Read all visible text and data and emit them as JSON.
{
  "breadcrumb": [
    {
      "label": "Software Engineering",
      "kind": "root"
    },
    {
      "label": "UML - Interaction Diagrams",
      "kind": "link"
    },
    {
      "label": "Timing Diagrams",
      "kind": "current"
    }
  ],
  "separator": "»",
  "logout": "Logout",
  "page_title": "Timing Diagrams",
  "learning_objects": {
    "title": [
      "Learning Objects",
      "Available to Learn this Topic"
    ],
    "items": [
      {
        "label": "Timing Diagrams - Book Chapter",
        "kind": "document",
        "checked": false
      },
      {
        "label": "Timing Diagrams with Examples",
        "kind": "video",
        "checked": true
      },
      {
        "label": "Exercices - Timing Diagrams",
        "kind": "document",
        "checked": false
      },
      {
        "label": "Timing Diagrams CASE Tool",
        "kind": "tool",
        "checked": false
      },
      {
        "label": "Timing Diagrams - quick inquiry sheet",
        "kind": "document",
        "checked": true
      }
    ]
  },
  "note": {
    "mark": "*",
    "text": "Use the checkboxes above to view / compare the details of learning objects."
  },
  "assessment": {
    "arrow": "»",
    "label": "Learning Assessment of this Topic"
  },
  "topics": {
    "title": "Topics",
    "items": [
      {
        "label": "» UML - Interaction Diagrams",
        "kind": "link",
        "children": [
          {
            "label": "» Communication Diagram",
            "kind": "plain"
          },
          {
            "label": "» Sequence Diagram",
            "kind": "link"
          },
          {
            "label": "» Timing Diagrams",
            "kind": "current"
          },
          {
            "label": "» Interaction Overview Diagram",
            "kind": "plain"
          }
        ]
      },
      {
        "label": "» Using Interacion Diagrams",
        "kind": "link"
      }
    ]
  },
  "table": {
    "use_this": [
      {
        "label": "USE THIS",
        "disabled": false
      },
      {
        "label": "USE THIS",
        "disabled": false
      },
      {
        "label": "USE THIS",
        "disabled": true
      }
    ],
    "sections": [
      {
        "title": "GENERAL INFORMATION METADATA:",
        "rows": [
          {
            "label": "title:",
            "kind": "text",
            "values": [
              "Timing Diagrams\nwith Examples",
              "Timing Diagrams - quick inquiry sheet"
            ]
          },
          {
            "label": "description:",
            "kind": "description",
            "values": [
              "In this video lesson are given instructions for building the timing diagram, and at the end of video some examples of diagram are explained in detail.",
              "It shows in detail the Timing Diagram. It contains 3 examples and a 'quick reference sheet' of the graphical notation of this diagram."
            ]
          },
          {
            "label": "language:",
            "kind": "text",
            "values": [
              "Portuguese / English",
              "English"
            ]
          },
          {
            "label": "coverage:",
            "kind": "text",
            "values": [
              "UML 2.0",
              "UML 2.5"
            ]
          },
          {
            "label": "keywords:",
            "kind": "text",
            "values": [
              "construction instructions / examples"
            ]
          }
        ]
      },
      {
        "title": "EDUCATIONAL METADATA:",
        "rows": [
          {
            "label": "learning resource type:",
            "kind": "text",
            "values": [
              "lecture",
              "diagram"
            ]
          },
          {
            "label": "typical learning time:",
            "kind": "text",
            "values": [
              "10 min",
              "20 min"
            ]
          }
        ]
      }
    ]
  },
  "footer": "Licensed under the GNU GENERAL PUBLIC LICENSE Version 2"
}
══════════════════════════════
### Task goal
Make a list of all lines in the data that contain "quick".

### Answer for this exercise
        "label": "Timing Diagrams - quick inquiry sheet",
              "Timing Diagrams - quick inquiry sheet"
              "It shows in detail the Timing Diagram. It contains 3 examples and a 'quick reference sheet' of the graphical notation of this diagram."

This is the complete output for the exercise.